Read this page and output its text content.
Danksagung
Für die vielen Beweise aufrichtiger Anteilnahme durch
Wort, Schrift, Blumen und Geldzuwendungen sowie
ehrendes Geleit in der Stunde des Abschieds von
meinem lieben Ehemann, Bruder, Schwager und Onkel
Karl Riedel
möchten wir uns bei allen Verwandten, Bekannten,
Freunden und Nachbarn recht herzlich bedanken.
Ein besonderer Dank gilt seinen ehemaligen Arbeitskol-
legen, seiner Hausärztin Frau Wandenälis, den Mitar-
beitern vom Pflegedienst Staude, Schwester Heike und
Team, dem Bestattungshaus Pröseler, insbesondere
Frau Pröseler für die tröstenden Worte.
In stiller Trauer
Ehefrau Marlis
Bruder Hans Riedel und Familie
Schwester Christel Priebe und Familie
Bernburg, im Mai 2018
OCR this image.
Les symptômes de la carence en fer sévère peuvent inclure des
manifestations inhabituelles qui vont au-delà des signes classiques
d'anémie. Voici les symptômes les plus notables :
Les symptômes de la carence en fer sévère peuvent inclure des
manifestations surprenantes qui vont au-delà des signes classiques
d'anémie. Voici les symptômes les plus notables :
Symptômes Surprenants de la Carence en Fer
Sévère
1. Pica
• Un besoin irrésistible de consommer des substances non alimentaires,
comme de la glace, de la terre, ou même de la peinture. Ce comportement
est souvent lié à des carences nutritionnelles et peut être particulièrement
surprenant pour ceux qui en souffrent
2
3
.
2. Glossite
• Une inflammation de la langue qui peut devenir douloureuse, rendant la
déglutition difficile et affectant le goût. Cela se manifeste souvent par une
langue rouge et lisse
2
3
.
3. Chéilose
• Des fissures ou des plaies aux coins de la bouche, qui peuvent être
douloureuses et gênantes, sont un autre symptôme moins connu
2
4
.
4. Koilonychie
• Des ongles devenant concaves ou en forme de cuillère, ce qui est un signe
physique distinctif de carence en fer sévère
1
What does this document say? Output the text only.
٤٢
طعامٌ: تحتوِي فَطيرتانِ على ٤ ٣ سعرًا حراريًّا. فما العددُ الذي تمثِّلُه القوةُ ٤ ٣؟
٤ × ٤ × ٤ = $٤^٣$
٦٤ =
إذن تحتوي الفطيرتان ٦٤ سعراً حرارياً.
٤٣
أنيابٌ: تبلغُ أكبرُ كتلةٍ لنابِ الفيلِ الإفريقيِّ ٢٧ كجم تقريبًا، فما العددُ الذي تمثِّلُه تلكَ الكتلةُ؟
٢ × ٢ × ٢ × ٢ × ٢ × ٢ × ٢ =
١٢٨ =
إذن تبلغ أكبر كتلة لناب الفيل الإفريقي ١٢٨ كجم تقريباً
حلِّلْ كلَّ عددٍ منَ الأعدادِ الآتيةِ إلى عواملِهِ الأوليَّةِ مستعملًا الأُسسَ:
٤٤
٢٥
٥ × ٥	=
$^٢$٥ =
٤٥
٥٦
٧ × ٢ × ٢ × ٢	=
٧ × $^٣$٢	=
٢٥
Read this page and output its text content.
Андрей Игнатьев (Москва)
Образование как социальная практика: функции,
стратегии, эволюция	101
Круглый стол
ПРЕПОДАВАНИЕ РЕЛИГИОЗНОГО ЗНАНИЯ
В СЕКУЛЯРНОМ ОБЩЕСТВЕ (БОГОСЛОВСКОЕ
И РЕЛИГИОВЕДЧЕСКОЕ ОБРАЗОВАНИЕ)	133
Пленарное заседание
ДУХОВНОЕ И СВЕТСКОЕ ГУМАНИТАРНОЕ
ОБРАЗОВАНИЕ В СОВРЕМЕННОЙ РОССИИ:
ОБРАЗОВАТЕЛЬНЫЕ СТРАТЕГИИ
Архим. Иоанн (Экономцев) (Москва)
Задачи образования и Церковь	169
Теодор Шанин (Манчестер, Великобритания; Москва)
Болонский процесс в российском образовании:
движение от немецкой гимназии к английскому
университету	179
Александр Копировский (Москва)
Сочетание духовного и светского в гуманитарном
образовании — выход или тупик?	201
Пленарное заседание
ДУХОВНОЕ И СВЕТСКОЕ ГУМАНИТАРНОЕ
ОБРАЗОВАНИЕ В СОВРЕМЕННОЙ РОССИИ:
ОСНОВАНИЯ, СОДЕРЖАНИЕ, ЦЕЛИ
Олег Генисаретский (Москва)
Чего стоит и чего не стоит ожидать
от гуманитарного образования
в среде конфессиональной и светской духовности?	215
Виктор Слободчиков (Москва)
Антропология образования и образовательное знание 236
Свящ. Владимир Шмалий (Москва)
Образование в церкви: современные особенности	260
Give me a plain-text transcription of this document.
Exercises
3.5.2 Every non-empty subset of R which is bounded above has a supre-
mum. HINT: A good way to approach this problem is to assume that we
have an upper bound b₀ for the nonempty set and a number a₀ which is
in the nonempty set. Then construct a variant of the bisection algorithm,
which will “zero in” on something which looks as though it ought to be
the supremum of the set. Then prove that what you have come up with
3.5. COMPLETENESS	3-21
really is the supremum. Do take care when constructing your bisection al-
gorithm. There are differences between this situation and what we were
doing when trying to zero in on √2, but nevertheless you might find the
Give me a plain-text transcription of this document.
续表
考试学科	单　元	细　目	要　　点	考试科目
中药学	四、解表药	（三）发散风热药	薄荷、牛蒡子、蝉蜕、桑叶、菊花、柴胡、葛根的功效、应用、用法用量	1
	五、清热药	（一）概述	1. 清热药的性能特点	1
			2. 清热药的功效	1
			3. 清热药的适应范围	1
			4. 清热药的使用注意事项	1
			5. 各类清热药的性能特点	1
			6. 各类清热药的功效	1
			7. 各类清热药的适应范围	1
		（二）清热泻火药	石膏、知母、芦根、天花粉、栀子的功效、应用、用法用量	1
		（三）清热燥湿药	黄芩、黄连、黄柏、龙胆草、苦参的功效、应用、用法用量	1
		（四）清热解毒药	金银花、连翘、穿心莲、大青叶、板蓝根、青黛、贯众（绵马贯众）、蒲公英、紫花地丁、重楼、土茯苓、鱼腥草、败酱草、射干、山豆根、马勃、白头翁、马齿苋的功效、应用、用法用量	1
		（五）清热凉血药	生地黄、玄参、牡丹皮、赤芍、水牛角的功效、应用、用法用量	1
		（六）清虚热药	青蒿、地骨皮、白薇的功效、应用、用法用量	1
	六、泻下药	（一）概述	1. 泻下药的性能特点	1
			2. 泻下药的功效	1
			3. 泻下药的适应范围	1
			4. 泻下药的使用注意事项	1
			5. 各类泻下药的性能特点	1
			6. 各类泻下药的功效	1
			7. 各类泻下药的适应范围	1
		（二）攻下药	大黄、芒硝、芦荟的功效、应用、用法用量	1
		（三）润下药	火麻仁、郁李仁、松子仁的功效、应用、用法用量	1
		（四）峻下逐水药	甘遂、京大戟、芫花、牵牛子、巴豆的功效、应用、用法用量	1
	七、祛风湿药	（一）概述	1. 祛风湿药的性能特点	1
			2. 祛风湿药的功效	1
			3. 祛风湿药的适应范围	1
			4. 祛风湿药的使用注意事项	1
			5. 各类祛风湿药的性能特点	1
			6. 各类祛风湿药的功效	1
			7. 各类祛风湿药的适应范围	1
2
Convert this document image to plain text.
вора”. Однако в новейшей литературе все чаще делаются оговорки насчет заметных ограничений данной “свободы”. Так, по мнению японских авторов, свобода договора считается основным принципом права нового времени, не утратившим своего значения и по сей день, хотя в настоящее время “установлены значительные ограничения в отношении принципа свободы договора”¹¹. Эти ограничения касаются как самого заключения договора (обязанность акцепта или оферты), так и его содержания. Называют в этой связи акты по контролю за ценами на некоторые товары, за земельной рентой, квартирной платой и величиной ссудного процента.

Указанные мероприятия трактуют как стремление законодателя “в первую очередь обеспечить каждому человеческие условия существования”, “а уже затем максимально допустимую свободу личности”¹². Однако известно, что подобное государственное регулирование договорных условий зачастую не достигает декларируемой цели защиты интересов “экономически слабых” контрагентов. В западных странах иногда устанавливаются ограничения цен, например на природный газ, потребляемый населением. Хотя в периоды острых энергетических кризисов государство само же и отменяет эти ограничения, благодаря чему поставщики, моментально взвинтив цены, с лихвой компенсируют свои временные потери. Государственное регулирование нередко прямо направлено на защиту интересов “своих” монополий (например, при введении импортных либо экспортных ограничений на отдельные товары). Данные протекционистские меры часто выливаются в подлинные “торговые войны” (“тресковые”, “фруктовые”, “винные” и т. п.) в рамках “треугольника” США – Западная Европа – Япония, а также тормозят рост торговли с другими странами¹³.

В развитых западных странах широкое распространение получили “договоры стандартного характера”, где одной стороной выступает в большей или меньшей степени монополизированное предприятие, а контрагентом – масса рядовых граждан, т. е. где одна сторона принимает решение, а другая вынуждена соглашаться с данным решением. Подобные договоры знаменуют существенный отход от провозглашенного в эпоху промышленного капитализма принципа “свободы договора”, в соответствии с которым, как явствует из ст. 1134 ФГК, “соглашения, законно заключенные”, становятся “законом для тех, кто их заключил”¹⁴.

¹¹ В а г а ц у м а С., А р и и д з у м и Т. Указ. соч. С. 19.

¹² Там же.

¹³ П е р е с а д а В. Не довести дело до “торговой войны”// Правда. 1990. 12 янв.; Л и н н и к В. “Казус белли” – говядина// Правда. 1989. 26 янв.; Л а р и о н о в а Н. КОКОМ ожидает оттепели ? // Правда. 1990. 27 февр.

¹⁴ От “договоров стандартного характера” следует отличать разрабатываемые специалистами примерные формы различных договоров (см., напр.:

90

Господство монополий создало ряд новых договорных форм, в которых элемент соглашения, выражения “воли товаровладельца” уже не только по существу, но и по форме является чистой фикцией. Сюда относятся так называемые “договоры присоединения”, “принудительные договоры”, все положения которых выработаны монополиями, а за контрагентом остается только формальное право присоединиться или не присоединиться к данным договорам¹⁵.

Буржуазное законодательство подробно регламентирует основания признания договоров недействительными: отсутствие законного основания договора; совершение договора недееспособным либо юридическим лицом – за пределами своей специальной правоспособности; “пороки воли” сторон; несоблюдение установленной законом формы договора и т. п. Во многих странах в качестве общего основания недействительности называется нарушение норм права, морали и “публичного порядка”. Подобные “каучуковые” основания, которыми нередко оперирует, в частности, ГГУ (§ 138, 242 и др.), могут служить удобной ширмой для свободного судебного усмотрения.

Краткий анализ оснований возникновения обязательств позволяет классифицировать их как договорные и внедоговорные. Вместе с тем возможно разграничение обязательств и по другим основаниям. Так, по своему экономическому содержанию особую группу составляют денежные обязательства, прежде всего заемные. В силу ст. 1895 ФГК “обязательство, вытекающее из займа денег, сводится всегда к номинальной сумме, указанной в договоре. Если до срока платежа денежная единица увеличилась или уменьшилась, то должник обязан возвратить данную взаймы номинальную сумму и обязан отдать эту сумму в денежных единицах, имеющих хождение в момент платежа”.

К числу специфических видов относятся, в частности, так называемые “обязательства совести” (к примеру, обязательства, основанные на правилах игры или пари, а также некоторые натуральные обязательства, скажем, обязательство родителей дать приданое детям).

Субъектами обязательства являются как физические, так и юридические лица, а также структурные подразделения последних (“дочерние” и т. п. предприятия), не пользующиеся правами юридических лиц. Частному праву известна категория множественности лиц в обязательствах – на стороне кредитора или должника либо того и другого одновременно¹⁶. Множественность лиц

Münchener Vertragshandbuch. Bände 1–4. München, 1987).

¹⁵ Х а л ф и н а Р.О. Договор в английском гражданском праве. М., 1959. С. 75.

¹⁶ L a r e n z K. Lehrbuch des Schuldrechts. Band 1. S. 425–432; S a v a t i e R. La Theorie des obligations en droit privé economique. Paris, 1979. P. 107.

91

::::

▶ **What to do**: Each line that has the word "Riedel" should be copied.

▶ **Result of this task**:
Karl Riedel
Bruder Hans Riedel und Familie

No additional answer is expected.